▶ [What you will do] Your job is to restate each entry word for word.

▶ [Dataset content]
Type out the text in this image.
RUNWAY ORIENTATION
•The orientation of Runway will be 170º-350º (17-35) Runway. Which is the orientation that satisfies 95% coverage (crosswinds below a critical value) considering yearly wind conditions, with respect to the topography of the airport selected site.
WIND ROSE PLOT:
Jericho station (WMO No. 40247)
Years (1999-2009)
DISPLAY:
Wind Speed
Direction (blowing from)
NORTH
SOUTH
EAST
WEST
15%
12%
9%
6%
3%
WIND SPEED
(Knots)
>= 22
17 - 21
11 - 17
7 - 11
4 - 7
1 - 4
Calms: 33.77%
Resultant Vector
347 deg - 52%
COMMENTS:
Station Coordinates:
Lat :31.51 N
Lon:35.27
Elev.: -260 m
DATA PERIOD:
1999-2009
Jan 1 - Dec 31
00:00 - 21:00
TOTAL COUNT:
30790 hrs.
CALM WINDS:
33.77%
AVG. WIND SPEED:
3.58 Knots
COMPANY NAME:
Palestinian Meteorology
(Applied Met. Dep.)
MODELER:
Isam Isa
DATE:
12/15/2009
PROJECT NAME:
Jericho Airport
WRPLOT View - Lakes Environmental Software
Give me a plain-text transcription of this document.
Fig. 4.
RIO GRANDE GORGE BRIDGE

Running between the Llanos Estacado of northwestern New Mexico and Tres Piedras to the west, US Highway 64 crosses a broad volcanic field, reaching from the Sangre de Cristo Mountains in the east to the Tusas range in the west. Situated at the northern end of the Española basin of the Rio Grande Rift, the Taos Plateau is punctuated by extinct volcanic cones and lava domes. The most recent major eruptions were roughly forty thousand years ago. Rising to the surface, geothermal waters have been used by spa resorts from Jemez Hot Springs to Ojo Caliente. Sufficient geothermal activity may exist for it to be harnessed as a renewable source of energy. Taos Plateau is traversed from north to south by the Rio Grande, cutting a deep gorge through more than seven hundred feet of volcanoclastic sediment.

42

▶ [Finished task]
Type out the text in this image.
RUNWAY ORIENTATION
•The orientation of Runway will be 170º-350º (17-35) Runway. Which is the orientation that satisfies 95% coverage (crosswinds below a critical value) considering yearly wind conditions, with respect to the topography of the airport selected site.
WIND ROSE PLOT:
Jericho station (WMO No. 40247)
Years (1999-2009)
DISPLAY:
Wind Speed
Direction (blowing from)
NORTH
SOUTH
EAST
WEST
15%
12%
9%
6%
3%
WIND SPEED
(Knots)
>= 22
17 - 21
11 - 17
7 - 11
4 - 7
1 - 4
Calms: 33.77%
Resultant Vector
347 deg - 52%
COMMENTS:
Station Coordinates:
Lat :31.51 N
Lon:35.27
Elev.: -260 m
DATA PERIOD:
1999-2009
Jan 1 - Dec 31
00:00 - 21:00
TOTAL COUNT:
30790 hrs.
CALM WINDS:
33.77%
AVG. WIND SPEED:
3.58 Knots
COMPANY NAME:
Palestinian Meteorology
(Applied Met. Dep.)
MODELER:
Isam Isa
DATE:
12/15/2009
PROJECT NAME:
Jericho Airport
WRPLOT View - Lakes Environmental Software
Give me a plain-text transcription of this document.
Fig. 4.
RIO GRANDE GORGE BRIDGE

Running between the Llanos Estacado of northwestern New Mexico and Tres Piedras to the west, US Highway 64 crosses a broad volcanic field, reaching from the Sangre de Cristo Mountains in the east to the Tusas range in the west. Situated at the northern end of the Española basin of the Rio Grande Rift, the Taos Plateau is punctuated by extinct volcanic cones and lava domes. The most recent major eruptions were roughly forty thousand years ago. Rising to the surface, geothermal waters have been used by spa resorts from Jemez Hot Springs to Ojo Caliente. Sufficient geothermal activity may exist for it to be harnessed as a renewable source of energy. Taos Plateau is traversed from north to south by the Rio Grande, cutting a deep gorge through more than seven hundred feet of volcanoclastic sediment.

42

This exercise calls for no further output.